> _Direction_
Scan the entries below and extract each line with the word "Великий" in it.
---------- Data listing
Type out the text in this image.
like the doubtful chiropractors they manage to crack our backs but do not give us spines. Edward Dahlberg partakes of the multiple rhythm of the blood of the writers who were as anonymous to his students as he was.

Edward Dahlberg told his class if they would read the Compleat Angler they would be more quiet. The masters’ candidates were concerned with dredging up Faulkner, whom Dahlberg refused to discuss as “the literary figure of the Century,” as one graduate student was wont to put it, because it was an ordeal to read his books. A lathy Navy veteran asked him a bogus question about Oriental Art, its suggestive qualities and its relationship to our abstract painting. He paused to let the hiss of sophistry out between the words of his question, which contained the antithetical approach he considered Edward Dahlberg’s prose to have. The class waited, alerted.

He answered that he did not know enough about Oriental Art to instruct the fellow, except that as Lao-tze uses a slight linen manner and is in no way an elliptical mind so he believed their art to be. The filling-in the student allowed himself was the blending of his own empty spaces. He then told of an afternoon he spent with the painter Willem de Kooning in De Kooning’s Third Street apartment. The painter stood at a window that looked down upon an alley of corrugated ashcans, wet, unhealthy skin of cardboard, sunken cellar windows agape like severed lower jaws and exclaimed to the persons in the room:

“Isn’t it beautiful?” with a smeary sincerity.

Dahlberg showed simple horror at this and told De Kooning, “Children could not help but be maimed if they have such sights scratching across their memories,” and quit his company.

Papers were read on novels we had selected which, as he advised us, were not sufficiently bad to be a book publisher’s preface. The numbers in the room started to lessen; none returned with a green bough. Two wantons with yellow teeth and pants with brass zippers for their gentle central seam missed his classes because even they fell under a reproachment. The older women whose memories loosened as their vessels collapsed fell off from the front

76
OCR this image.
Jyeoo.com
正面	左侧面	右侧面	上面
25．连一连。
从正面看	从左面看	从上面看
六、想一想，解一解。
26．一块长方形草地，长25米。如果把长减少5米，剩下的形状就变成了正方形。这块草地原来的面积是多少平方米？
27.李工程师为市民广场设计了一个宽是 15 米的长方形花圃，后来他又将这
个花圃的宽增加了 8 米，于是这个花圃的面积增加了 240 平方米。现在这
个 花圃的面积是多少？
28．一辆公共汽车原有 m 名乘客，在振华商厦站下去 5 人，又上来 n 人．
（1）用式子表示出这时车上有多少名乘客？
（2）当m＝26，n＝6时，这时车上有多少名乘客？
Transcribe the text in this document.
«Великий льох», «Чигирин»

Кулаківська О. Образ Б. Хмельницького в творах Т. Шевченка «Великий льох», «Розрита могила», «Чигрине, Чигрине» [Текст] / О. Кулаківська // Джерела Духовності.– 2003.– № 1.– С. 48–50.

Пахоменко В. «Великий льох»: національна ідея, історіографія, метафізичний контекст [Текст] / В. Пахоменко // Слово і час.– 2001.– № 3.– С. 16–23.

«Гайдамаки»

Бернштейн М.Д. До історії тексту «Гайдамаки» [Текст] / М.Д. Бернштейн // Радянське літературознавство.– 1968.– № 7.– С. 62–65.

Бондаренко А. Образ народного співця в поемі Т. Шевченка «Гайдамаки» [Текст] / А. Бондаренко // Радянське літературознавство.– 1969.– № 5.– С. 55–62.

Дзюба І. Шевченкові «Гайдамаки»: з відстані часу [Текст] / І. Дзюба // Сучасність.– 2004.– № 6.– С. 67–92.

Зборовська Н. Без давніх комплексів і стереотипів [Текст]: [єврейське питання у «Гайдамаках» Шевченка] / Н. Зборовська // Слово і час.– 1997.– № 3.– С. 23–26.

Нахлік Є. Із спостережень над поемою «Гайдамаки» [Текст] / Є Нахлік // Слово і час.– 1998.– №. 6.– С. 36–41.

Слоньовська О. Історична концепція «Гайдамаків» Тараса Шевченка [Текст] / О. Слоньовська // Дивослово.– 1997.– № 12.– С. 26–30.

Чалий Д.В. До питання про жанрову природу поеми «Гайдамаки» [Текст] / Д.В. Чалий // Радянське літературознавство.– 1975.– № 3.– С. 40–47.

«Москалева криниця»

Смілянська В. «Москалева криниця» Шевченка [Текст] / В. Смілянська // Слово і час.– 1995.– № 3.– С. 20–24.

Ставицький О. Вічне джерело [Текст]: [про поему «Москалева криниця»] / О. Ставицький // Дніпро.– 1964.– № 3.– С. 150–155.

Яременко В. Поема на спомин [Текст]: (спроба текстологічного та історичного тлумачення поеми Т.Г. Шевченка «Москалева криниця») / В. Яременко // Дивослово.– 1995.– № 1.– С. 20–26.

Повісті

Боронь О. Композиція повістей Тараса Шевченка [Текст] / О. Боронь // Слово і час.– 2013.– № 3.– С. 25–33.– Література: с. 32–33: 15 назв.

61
--------------------
> _Task response_
«Великий льох», «Чигирин»
Кулаківська О. Образ Б. Хмельницького в творах Т. Шевченка «Великий льох», «Розрита могила», «Чигрине, Чигрине» [Текст] / О. Кулаківська // Джерела Духовності.– 2003.– № 1.– С. 48–50.
Пахоменко В. «Великий льох»: національна ідея, історіографія, метафізичний контекст [Текст] / В. Пахоменко // Слово і час.– 2001.– № 3.– С. 16–23.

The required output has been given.